- INSTRUCTIONS TO FOLLOW: Format the lines of the listing below as a numbered list, starting at the line that contains "x-tick-label: -1: [210, 318, 223, 335]" and ending at the last line of the listing, with both of those lines included. Leave out any blank lines.

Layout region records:
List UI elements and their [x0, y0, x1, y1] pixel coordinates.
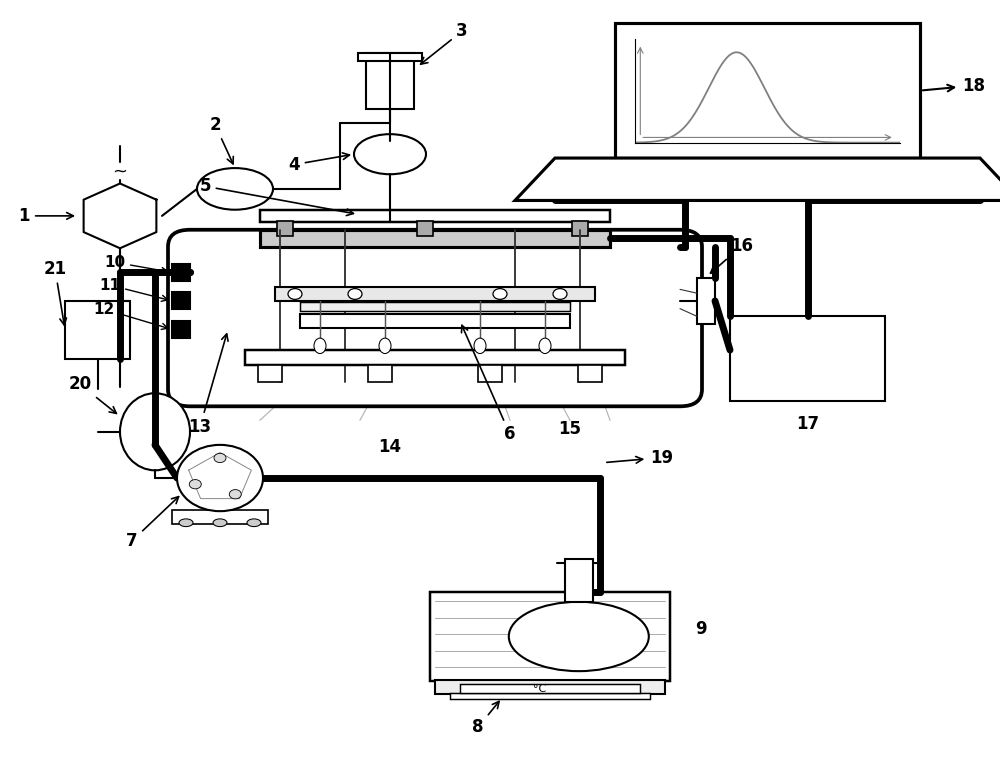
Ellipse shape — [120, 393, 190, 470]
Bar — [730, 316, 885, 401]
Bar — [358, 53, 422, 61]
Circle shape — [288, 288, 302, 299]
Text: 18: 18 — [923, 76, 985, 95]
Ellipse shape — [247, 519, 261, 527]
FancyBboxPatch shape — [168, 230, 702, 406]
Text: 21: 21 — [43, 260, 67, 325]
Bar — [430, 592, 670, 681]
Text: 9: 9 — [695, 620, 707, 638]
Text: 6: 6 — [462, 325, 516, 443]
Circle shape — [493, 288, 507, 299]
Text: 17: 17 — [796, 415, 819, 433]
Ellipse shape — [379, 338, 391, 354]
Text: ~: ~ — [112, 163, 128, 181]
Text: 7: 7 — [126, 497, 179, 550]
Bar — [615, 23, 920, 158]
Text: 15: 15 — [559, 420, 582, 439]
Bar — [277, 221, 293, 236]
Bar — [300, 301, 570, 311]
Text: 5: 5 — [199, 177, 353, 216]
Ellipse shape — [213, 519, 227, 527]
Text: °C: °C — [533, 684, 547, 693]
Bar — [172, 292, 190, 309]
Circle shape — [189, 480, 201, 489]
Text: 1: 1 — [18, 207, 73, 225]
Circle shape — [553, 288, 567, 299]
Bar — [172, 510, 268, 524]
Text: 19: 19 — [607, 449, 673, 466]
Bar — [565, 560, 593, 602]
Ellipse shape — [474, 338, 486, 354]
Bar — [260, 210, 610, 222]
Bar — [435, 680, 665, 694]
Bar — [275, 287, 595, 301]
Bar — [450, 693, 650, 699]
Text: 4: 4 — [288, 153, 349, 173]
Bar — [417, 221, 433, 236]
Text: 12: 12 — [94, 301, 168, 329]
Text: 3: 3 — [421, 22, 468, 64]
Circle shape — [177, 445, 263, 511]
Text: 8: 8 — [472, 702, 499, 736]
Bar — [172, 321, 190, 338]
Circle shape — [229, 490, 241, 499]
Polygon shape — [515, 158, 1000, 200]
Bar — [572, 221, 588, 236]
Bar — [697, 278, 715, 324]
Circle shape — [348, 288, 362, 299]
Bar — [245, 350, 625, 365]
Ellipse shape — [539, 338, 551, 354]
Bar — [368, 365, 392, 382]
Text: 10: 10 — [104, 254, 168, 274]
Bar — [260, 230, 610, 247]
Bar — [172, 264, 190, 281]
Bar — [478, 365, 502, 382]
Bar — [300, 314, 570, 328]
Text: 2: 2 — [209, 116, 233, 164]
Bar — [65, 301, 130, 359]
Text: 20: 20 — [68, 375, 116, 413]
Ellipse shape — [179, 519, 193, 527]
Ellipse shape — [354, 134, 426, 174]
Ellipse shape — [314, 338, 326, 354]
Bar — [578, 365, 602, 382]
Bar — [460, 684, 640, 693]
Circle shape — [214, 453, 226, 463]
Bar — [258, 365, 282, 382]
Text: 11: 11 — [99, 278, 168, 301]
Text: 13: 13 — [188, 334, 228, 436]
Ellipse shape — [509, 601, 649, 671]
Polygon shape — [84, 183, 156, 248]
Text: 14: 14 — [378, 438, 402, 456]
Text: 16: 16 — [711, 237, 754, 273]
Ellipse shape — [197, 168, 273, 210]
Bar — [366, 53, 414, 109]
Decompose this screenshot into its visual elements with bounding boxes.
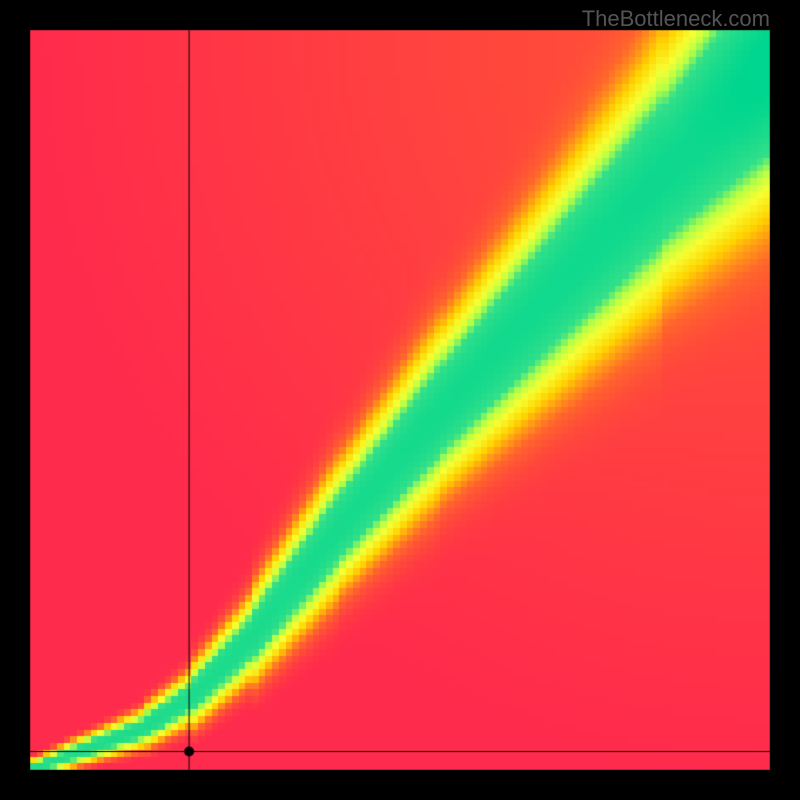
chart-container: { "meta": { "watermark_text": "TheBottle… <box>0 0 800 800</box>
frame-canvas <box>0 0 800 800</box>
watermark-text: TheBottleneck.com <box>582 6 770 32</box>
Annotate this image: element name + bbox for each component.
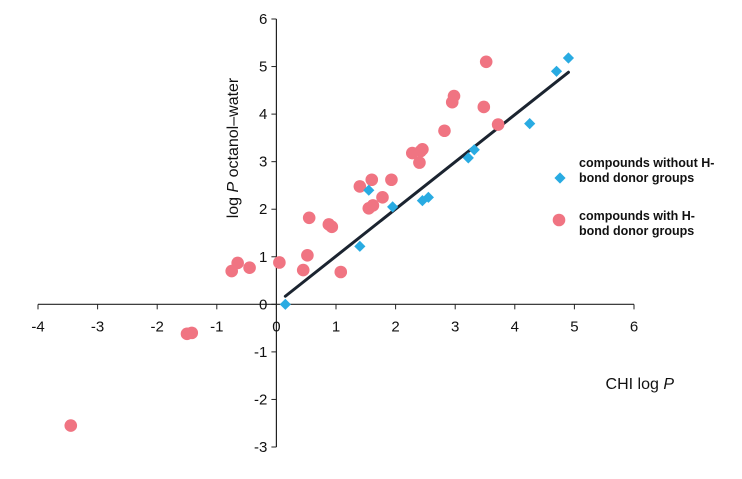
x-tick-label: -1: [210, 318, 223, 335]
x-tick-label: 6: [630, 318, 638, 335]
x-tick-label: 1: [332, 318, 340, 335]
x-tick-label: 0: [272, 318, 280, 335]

- CORRECT RESULT:
1. x-tick-label: -1: [210, 318, 223, 335]
2. x-tick-label: 6: [630, 318, 638, 335]
3. x-tick-label: 1: [332, 318, 340, 335]
4. x-tick-label: 0: [272, 318, 280, 335]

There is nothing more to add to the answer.